§ Given instruction: Output the records. Match them exactly.

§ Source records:
────────────────

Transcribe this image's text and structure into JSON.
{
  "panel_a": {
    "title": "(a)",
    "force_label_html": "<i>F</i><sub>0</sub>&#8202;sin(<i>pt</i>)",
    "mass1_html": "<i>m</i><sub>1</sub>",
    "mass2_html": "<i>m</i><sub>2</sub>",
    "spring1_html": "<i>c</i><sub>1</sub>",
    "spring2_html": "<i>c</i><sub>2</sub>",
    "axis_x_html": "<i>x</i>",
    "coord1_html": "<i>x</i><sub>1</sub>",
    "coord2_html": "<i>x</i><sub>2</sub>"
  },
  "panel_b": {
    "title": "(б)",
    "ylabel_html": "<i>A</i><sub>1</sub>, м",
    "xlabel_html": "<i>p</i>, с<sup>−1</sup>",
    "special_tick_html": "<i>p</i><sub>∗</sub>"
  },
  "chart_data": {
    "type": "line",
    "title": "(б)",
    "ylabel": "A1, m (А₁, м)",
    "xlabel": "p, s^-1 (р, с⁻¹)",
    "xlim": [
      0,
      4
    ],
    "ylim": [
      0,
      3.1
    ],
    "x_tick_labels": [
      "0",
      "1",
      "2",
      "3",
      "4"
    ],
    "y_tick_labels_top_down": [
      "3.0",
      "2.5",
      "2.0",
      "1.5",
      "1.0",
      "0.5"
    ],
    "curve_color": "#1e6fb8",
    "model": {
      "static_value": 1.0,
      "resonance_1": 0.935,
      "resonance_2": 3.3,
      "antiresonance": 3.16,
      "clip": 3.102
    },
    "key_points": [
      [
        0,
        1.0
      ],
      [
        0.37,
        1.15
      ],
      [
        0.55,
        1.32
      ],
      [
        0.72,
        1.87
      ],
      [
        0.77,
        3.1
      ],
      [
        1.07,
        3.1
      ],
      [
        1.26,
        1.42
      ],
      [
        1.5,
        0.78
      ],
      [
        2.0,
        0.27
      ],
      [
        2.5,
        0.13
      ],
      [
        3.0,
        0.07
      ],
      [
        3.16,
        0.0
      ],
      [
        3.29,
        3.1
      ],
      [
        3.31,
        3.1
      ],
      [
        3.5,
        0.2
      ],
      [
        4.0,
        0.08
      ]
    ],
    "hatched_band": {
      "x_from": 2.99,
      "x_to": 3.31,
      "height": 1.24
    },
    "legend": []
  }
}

────────────────

§ Answer to this problem:
Transcribe this image's text and structure into JSON.
{
  "panel_a": {
    "title": "(a)",
    "force_label_html": "<i>F</i><sub>0</sub>&#8202;sin(<i>pt</i>)",
    "mass1_html": "<i>m</i><sub>1</sub>",
    "mass2_html": "<i>m</i><sub>2</sub>",
    "spring1_html": "<i>c</i><sub>1</sub>",
    "spring2_html": "<i>c</i><sub>2</sub>",
    "axis_x_html": "<i>x</i>",
    "coord1_html": "<i>x</i><sub>1</sub>",
    "coord2_html": "<i>x</i><sub>2</sub>"
  },
  "panel_b": {
    "title": "(б)",
    "ylabel_html": "<i>A</i><sub>1</sub>, м",
    "xlabel_html": "<i>p</i>, с<sup>−1</sup>",
    "special_tick_html": "<i>p</i><sub>∗</sub>"
  },
  "chart_data": {
    "type": "line",
    "title": "(б)",
    "ylabel": "A1, m (А₁, м)",
    "xlabel": "p, s^-1 (р, с⁻¹)",
    "xlim": [
      0,
      4
    ],
    "ylim": [
      0,
      3.1
    ],
    "x_tick_labels": [
      "0",
      "1",
      "2",
      "3",
      "4"
    ],
    "y_tick_labels_top_down": [
      "3.0",
      "2.5",
      "2.0",
      "1.5",
      "1.0",
      "0.5"
    ],
    "curve_color": "#1e6fb8",
    "model": {
      "static_value": 1.0,
      "resonance_1": 0.935,
      "resonance_2": 3.3,
      "antiresonance": 3.16,
      "clip": 3.102
    },
    "key_points": [
      [
        0,
        1.0
      ],
      [
        0.37,
        1.15
      ],
      [
        0.55,
        1.32
      ],
      [
        0.72,
        1.87
      ],
      [
        0.77,
        3.1
      ],
      [
        1.07,
        3.1
      ],
      [
        1.26,
        1.42
      ],
      [
        1.5,
        0.78
      ],
      [
        2.0,
        0.27
      ],
      [
        2.5,
        0.13
      ],
      [
        3.0,
        0.07
      ],
      [
        3.16,
        0.0
      ],
      [
        3.29,
        3.1
      ],
      [
        3.31,
        3.1
      ],
      [
        3.5,
        0.2
      ],
      [
        4.0,
        0.08
      ]
    ],
    "hatched_band": {
      "x_from": 2.99,
      "x_to": 3.31,
      "height": 1.24
    },
    "legend": []
  }
}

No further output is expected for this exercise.